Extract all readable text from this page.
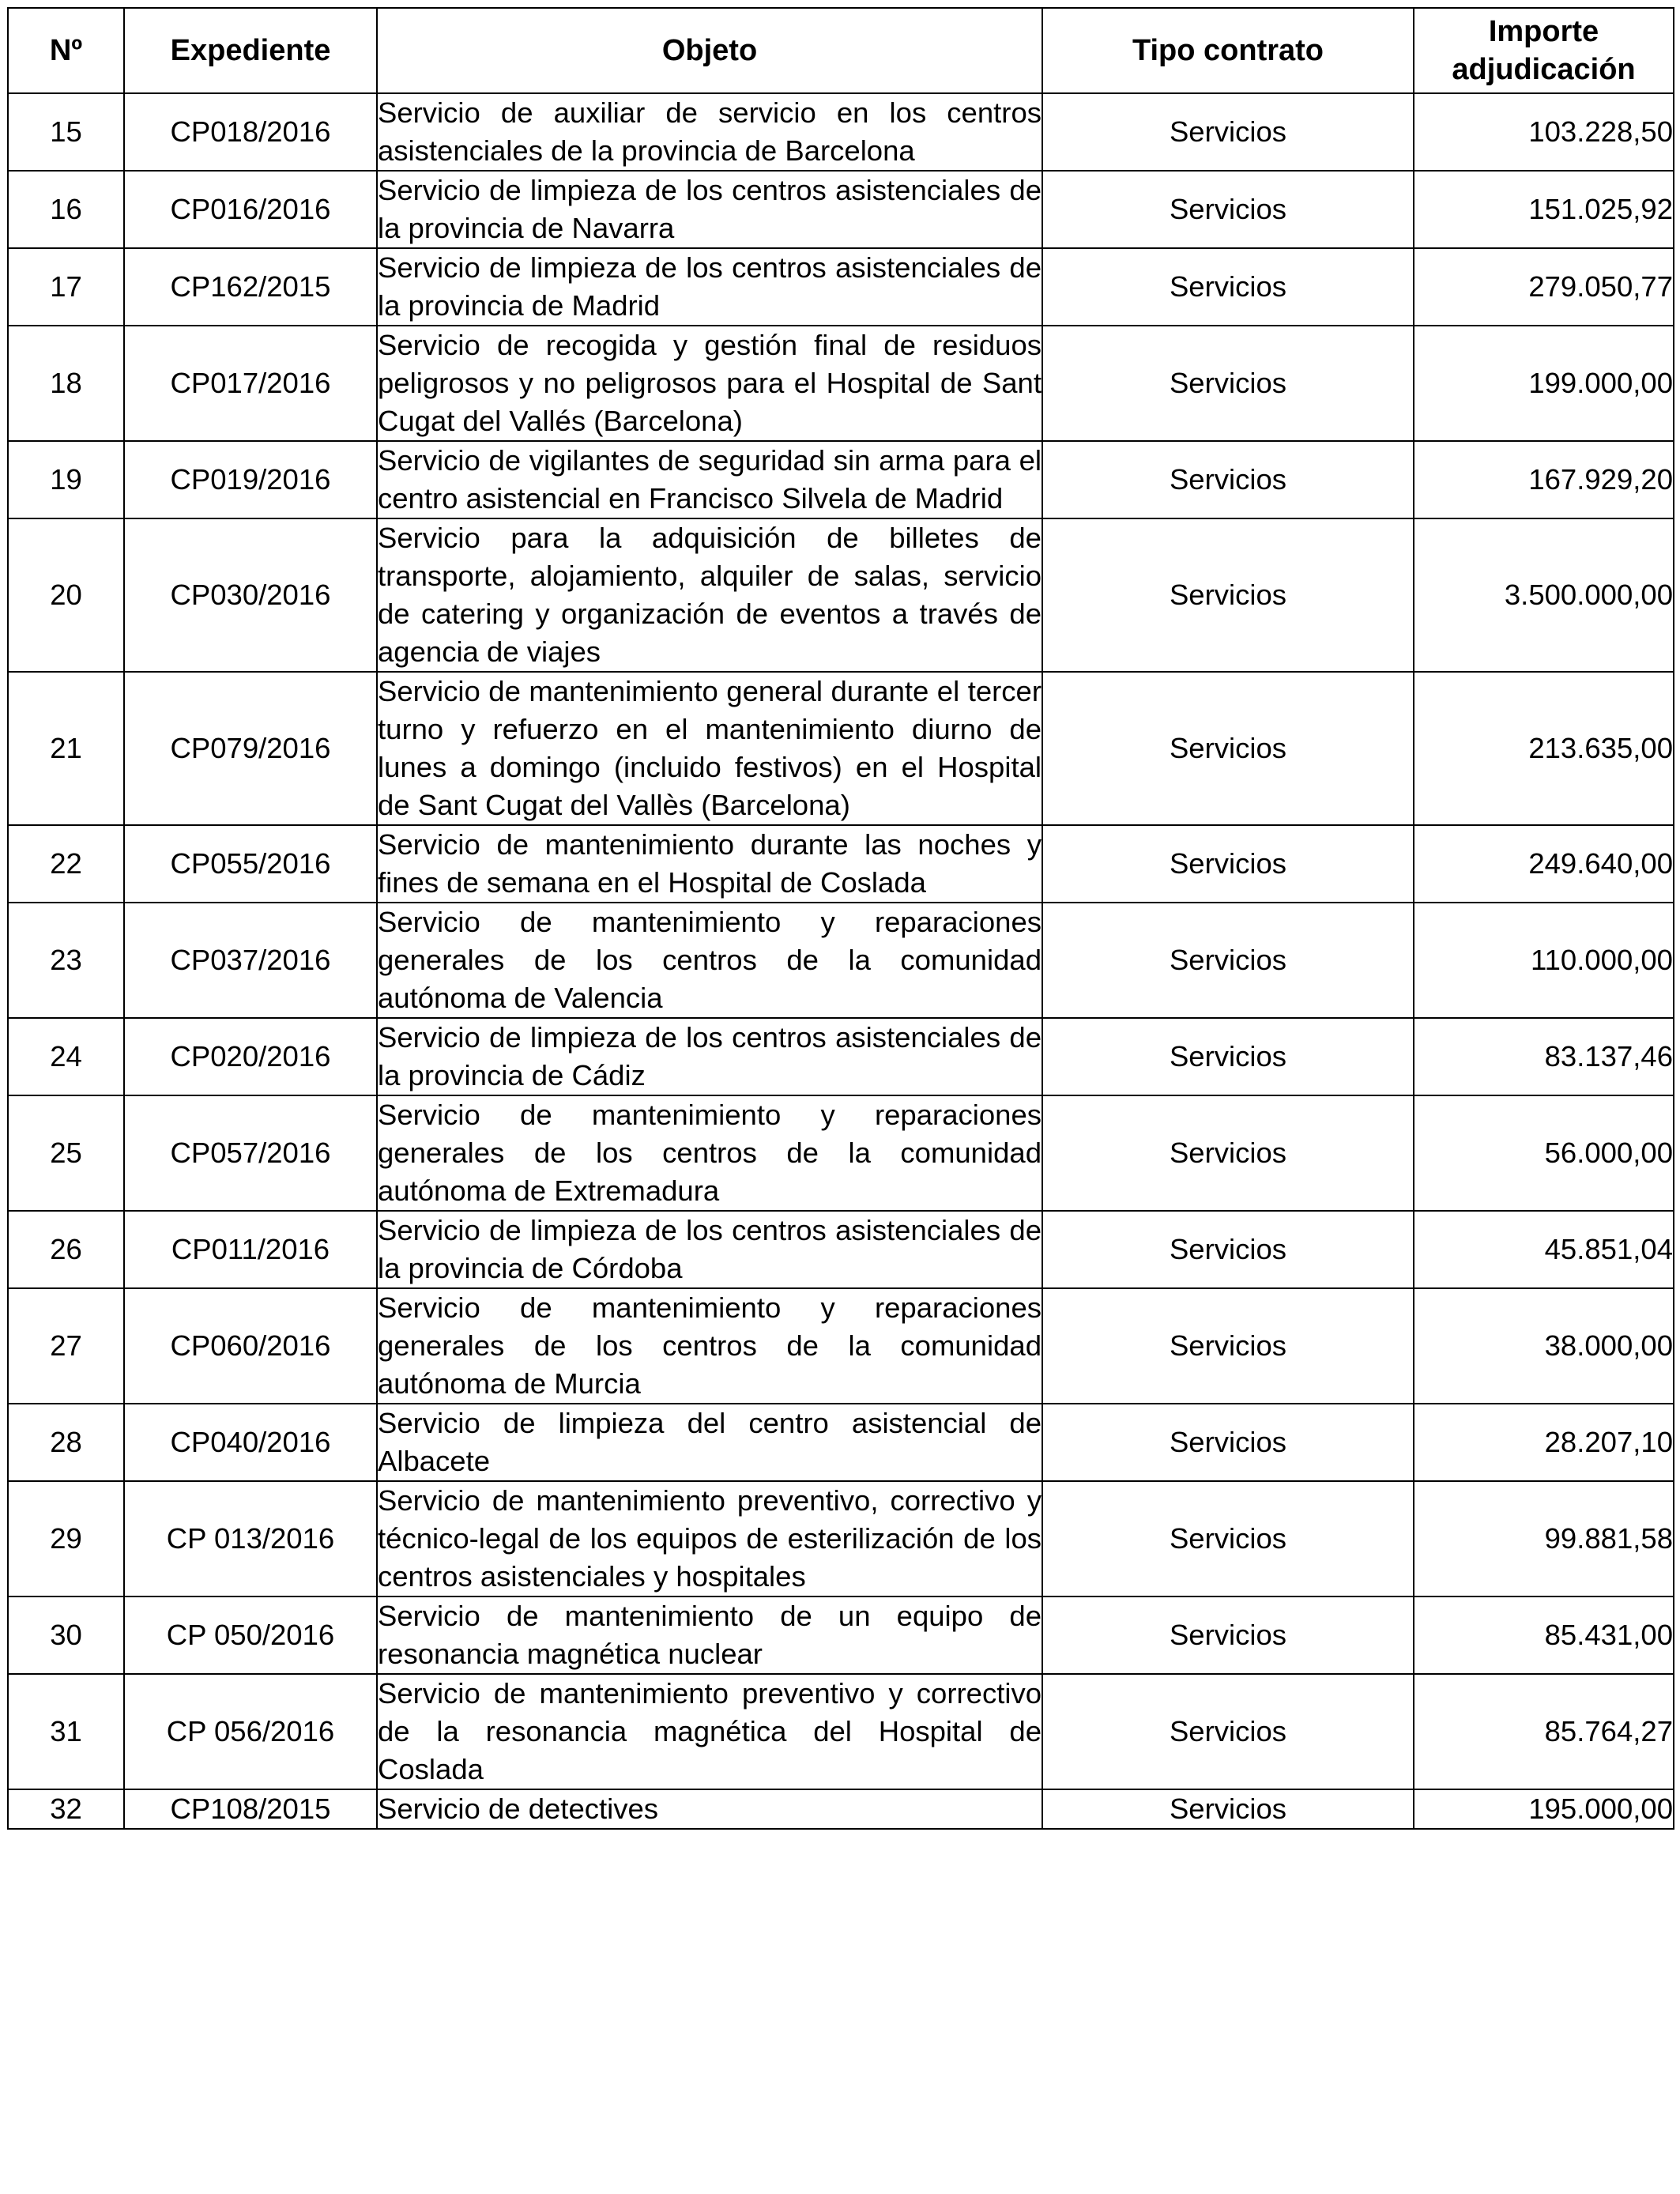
Nº	Expediente	Objeto	Tipo contrato	Importe
adjudicación
15	CP018/2016	Servicio de auxiliar de servicio en los centros asistenciales de la provincia de Barcelona	Servicios	103.228,50
16	CP016/2016	Servicio de limpieza de los centros asistenciales de la provincia de Navarra	Servicios	151.025,92
17	CP162/2015	Servicio de limpieza de los centros asistenciales de la provincia de Madrid	Servicios	279.050,77
18	CP017/2016	Servicio de recogida y gestión final de residuos peligrosos y no peligrosos para el Hospital de Sant Cugat del Vallés (Barcelona)	Servicios	199.000,00
19	CP019/2016	Servicio de vigilantes de seguridad sin arma para el centro asistencial en Francisco Silvela de Madrid	Servicios	167.929,20
20	CP030/2016	Servicio para la adquisición de billetes de transporte, alojamiento, alquiler de salas, servicio de catering y organización de eventos a través de agencia de viajes	Servicios	3.500.000,00
21	CP079/2016	Servicio de mantenimiento general durante el tercer turno y refuerzo en el mantenimiento diurno de lunes a domingo (incluido festivos) en el Hospital de Sant Cugat del Vallès (Barcelona)	Servicios	213.635,00
22	CP055/2016	Servicio de mantenimiento durante las noches y fines de semana en el Hospital de Coslada	Servicios	249.640,00
23	CP037/2016	Servicio de mantenimiento y reparaciones generales de los centros de la comunidad autónoma de Valencia	Servicios	110.000,00
24	CP020/2016	Servicio de limpieza de los centros asistenciales de la provincia de Cádiz	Servicios	83.137,46
25	CP057/2016	Servicio de mantenimiento y reparaciones generales de los centros de la comunidad autónoma de Extremadura	Servicios	56.000,00
26	CP011/2016	Servicio de limpieza de los centros asistenciales de la provincia de Córdoba	Servicios	45.851,04
27	CP060/2016	Servicio de mantenimiento y reparaciones generales de los centros de la comunidad autónoma de Murcia	Servicios	38.000,00
28	CP040/2016	Servicio de limpieza del centro asistencial de Albacete	Servicios	28.207,10
29	CP 013/2016	Servicio de mantenimiento preventivo, correctivo y técnico-legal de los equipos de esterilización de los centros asistenciales y hospitales	Servicios	99.881,58
30	CP 050/2016	Servicio de mantenimiento de un equipo de resonancia magnética nuclear	Servicios	85.431,00
31	CP 056/2016	Servicio de mantenimiento preventivo y correctivo de la resonancia magnética del Hospital de Coslada	Servicios	85.764,27
32	CP108/2015	Servicio de detectives	Servicios	195.000,00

○ ○ ○

INSTRUCTIONS FOR THE TASK
List the lines of the entries that include "Sant".

ANSWER TO THIS EXERCISE
18	CP017/2016	Servicio de recogida y gestión final de residuos peligrosos y no peligrosos para el Hospital de Sant Cugat del Vallés (Barcelona)	Servicios	199.000,00
21	CP079/2016	Servicio de mantenimiento general durante el tercer turno y refuerzo en el mantenimiento diurno de lunes a domingo (incluido festivos) en el Hospital de Sant Cugat del Vallès (Barcelona)	Servicios	213.635,00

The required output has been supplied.